---------- DATASET RECORDS

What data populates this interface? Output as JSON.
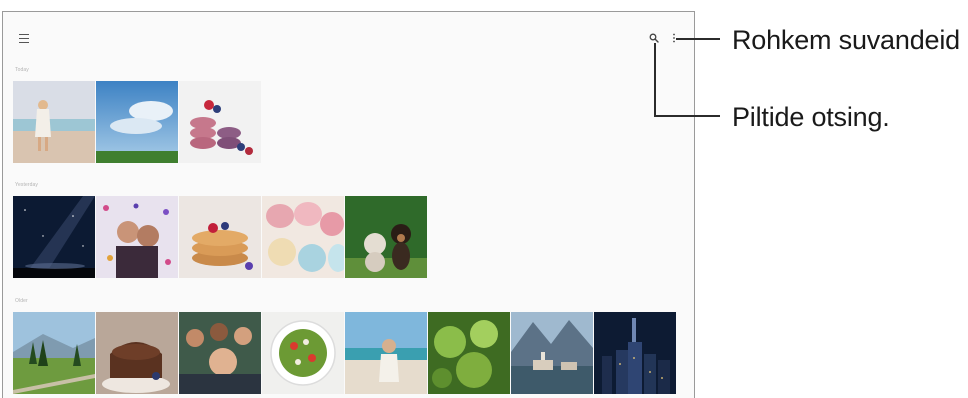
{
  "toolbar": {
    "menu_icon": "hamburger-icon",
    "search_icon": "search-icon",
    "more_icon": "more-vertical-icon"
  },
  "sections": [
    {
      "label": "Today",
      "thumbnails": [
        "girl-on-beach",
        "blue-sky-clouds",
        "berry-macarons"
      ]
    },
    {
      "label": "Yesterday",
      "thumbnails": [
        "milky-way-night",
        "confetti-couple",
        "pancakes-berries",
        "pastel-macarons",
        "kitten-and-puppy"
      ]
    },
    {
      "label": "Older",
      "thumbnails": [
        "meadow-trees",
        "chocolate-cake",
        "group-selfie",
        "salad-bowl",
        "beach-child",
        "green-leaves",
        "mountain-village",
        "city-night"
      ]
    }
  ],
  "callouts": {
    "more_options": "Rohkem suvandeid",
    "search_images": "Piltide otsing."
  }
}
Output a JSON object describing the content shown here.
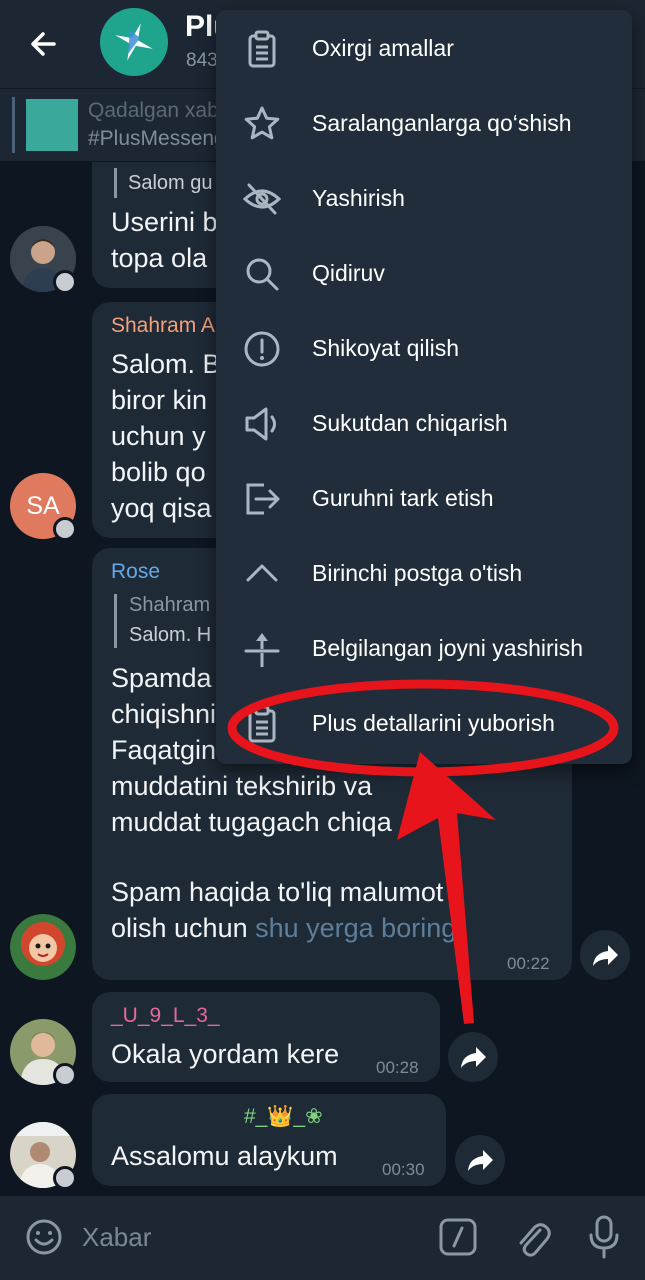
{
  "header": {
    "title": "Plus",
    "subtitle": "843"
  },
  "pinned": {
    "title": "Qadalgan xab",
    "text": "#PlusMesseng"
  },
  "messages": {
    "m1": {
      "reply": "Salom gu",
      "line1": "Userini b",
      "line2": "topa ola"
    },
    "m2": {
      "name": "Shahram A",
      "lines": [
        "Salom. B",
        "biror kin",
        "uchun y",
        "bolib qo",
        "yoq qisa"
      ],
      "avatar_initials": "SA"
    },
    "m3": {
      "name": "Rose",
      "reply_name": "Shahram",
      "reply_text": "Salom. H",
      "lines": [
        "Spamda",
        "chiqishni",
        "Faqatgina",
        "muddatini tekshirib va",
        "muddat tugagach chiqa",
        "",
        "Spam haqida to'liq malumot"
      ],
      "last_line": "olish uchun ",
      "link": "shu yerga boring",
      "time": "00:22"
    },
    "m4": {
      "name": "_U_9_L_3_",
      "text": "Okala yordam kere",
      "time": "00:28"
    },
    "m5": {
      "name": "#_👑_❀",
      "text": "Assalomu alaykum",
      "time": "00:30"
    }
  },
  "menu": {
    "items": [
      {
        "label": "Oxirgi amallar",
        "icon": "clipboard-icon"
      },
      {
        "label": "Saralanganlarga qo‘shish",
        "icon": "star-icon"
      },
      {
        "label": "Yashirish",
        "icon": "eye-off-icon"
      },
      {
        "label": "Qidiruv",
        "icon": "search-icon"
      },
      {
        "label": "Shikoyat qilish",
        "icon": "report-icon"
      },
      {
        "label": "Sukutdan chiqarish",
        "icon": "speaker-icon"
      },
      {
        "label": "Guruhni tark etish",
        "icon": "leave-icon"
      },
      {
        "label": "Birinchi postga o'tish",
        "icon": "chevron-up-icon"
      },
      {
        "label": "Belgilangan joyni yashirish",
        "icon": "unpin-icon"
      },
      {
        "label": "Plus detallarini yuborish",
        "icon": "clipboard-icon"
      }
    ]
  },
  "input": {
    "placeholder": "Xabar"
  },
  "colors": {
    "background": "#0e1621",
    "bubble": "#1e2a36",
    "menu": "#212d3a",
    "annotation": "#e8141c",
    "link": "#5e7e99"
  }
}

--------------------

YOUR INSTRUCTIONS: Reproduce the full listing above verbatim, with no pictures included.

REPLY TO THE TASK:
What data populates this interface? Output as JSON.
{
  "toolbar": {
    "menu_icon": "hamburger-icon",
    "search_icon": "search-icon",
    "more_icon": "more-vertical-icon"
  },
  "sections": [
    {
      "label": "Today",
      "thumbnails": [
        "girl-on-beach",
        "blue-sky-clouds",
        "berry-macarons"
      ]
    },
    {
      "label": "Yesterday",
      "thumbnails": [
        "milky-way-night",
        "confetti-couple",
        "pancakes-berries",
        "pastel-macarons",
        "kitten-and-puppy"
      ]
    },
    {
      "label": "Older",
      "thumbnails": [
        "meadow-trees",
        "chocolate-cake",
        "group-selfie",
        "salad-bowl",
        "beach-child",
        "green-leaves",
        "mountain-village",
        "city-night"
      ]
    }
  ],
  "callouts": {
    "more_options": "Rohkem suvandeid",
    "search_images": "Piltide otsing."
  }
}
Output a JSON object describing the content shown here.
{
  "header": {
    "title": "Plus",
    "subtitle": "843"
  },
  "pinned": {
    "title": "Qadalgan xab",
    "text": "#PlusMesseng"
  },
  "messages": {
    "m1": {
      "reply": "Salom gu",
      "line1": "Userini b",
      "line2": "topa ola"
    },
    "m2": {
      "name": "Shahram A",
      "lines": [
        "Salom. B",
        "biror kin",
        "uchun y",
        "bolib qo",
        "yoq qisa"
      ],
      "avatar_initials": "SA"
    },
    "m3": {
      "name": "Rose",
      "reply_name": "Shahram",
      "reply_text": "Salom. H",
      "lines": [
        "Spamda",
        "chiqishni",
        "Faqatgina",
        "muddatini tekshirib va",
        "muddat tugagach chiqa",
        "",
        "Spam haqida to'liq malumot"
      ],
      "last_line": "olish uchun ",
      "link": "shu yerga boring",
      "time": "00:22"
    },
    "m4": {
      "name": "_U_9_L_3_",
      "text": "Okala yordam kere",
      "time": "00:28"
    },
    "m5": {
      "name": "#_👑_❀",
      "text": "Assalomu alaykum",
      "time": "00:30"
    }
  },
  "menu": {
    "items": [
      {
        "label": "Oxirgi amallar",
        "icon": "clipboard-icon"
      },
      {
        "label": "Saralanganlarga qo‘shish",
        "icon": "star-icon"
      },
      {
        "label": "Yashirish",
        "icon": "eye-off-icon"
      },
      {
        "label": "Qidiruv",
        "icon": "search-icon"
      },
      {
        "label": "Shikoyat qilish",
        "icon": "report-icon"
      },
      {
        "label": "Sukutdan chiqarish",
        "icon": "speaker-icon"
      },
      {
        "label": "Guruhni tark etish",
        "icon": "leave-icon"
      },
      {
        "label": "Birinchi postga o'tish",
        "icon": "chevron-up-icon"
      },
      {
        "label": "Belgilangan joyni yashirish",
        "icon": "unpin-icon"
      },
      {
        "label": "Plus detallarini yuborish",
        "icon": "clipboard-icon"
      }
    ]
  },
  "input": {
    "placeholder": "Xabar"
  },
  "colors": {
    "background": "#0e1621",
    "bubble": "#1e2a36",
    "menu": "#212d3a",
    "annotation": "#e8141c",
    "link": "#5e7e99"
  }
}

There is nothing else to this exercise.